Without the images, print all the entries below exactly as given.

### Data records

Start

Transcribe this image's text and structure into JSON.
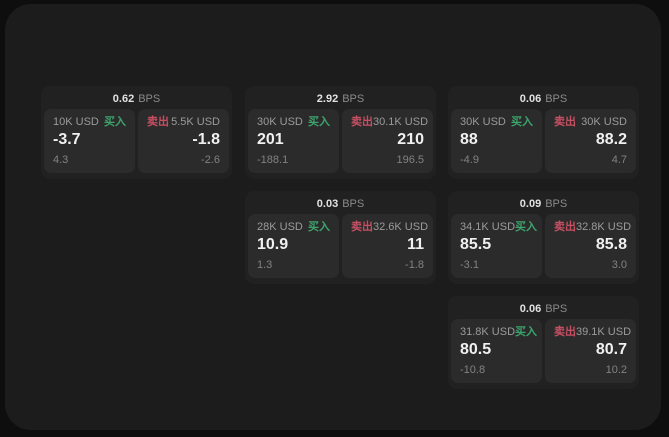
{
  "colors": {
    "buy": "#3da46c",
    "sell": "#c64f62",
    "panel": "#1c1c1c",
    "card": "#212122",
    "cell": "#2b2b2c"
  },
  "cards": [
    {
      "bps": "0.62",
      "unit": "BPS",
      "buy": {
        "size": "10K USD",
        "tag": "买入",
        "value": "-3.7",
        "sub": "4.3"
      },
      "sell": {
        "tag": "卖出",
        "size": "5.5K USD",
        "value": "-1.8",
        "sub": "-2.6"
      }
    },
    {
      "bps": "2.92",
      "unit": "BPS",
      "buy": {
        "size": "30K USD",
        "tag": "买入",
        "value": "201",
        "sub": "-188.1"
      },
      "sell": {
        "tag": "卖出",
        "size": "30.1K USD",
        "value": "210",
        "sub": "196.5"
      }
    },
    {
      "bps": "0.06",
      "unit": "BPS",
      "buy": {
        "size": "30K USD",
        "tag": "买入",
        "value": "88",
        "sub": "-4.9"
      },
      "sell": {
        "tag": "卖出",
        "size": "30K USD",
        "value": "88.2",
        "sub": "4.7"
      }
    },
    {
      "bps": "0.03",
      "unit": "BPS",
      "buy": {
        "size": "28K USD",
        "tag": "买入",
        "value": "10.9",
        "sub": "1.3"
      },
      "sell": {
        "tag": "卖出",
        "size": "32.6K USD",
        "value": "11",
        "sub": "-1.8"
      }
    },
    {
      "bps": "0.09",
      "unit": "BPS",
      "buy": {
        "size": "34.1K USD",
        "tag": "买入",
        "value": "85.5",
        "sub": "-3.1"
      },
      "sell": {
        "tag": "卖出",
        "size": "32.8K USD",
        "value": "85.8",
        "sub": "3.0"
      }
    },
    {
      "bps": "0.06",
      "unit": "BPS",
      "buy": {
        "size": "31.8K USD",
        "tag": "买入",
        "value": "80.5",
        "sub": "-10.8"
      },
      "sell": {
        "tag": "卖出",
        "size": "39.1K USD",
        "value": "80.7",
        "sub": "10.2"
      }
    }
  ]
}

End

### Reply to the task
Transcribe this image's text and structure into JSON.
{
  "colors": {
    "buy": "#3da46c",
    "sell": "#c64f62",
    "panel": "#1c1c1c",
    "card": "#212122",
    "cell": "#2b2b2c"
  },
  "cards": [
    {
      "bps": "0.62",
      "unit": "BPS",
      "buy": {
        "size": "10K USD",
        "tag": "买入",
        "value": "-3.7",
        "sub": "4.3"
      },
      "sell": {
        "tag": "卖出",
        "size": "5.5K USD",
        "value": "-1.8",
        "sub": "-2.6"
      }
    },
    {
      "bps": "2.92",
      "unit": "BPS",
      "buy": {
        "size": "30K USD",
        "tag": "买入",
        "value": "201",
        "sub": "-188.1"
      },
      "sell": {
        "tag": "卖出",
        "size": "30.1K USD",
        "value": "210",
        "sub": "196.5"
      }
    },
    {
      "bps": "0.06",
      "unit": "BPS",
      "buy": {
        "size": "30K USD",
        "tag": "买入",
        "value": "88",
        "sub": "-4.9"
      },
      "sell": {
        "tag": "卖出",
        "size": "30K USD",
        "value": "88.2",
        "sub": "4.7"
      }
    },
    {
      "bps": "0.03",
      "unit": "BPS",
      "buy": {
        "size": "28K USD",
        "tag": "买入",
        "value": "10.9",
        "sub": "1.3"
      },
      "sell": {
        "tag": "卖出",
        "size": "32.6K USD",
        "value": "11",
        "sub": "-1.8"
      }
    },
    {
      "bps": "0.09",
      "unit": "BPS",
      "buy": {
        "size": "34.1K USD",
        "tag": "买入",
        "value": "85.5",
        "sub": "-3.1"
      },
      "sell": {
        "tag": "卖出",
        "size": "32.8K USD",
        "value": "85.8",
        "sub": "3.0"
      }
    },
    {
      "bps": "0.06",
      "unit": "BPS",
      "buy": {
        "size": "31.8K USD",
        "tag": "买入",
        "value": "80.5",
        "sub": "-10.8"
      },
      "sell": {
        "tag": "卖出",
        "size": "39.1K USD",
        "value": "80.7",
        "sub": "10.2"
      }
    }
  ]
}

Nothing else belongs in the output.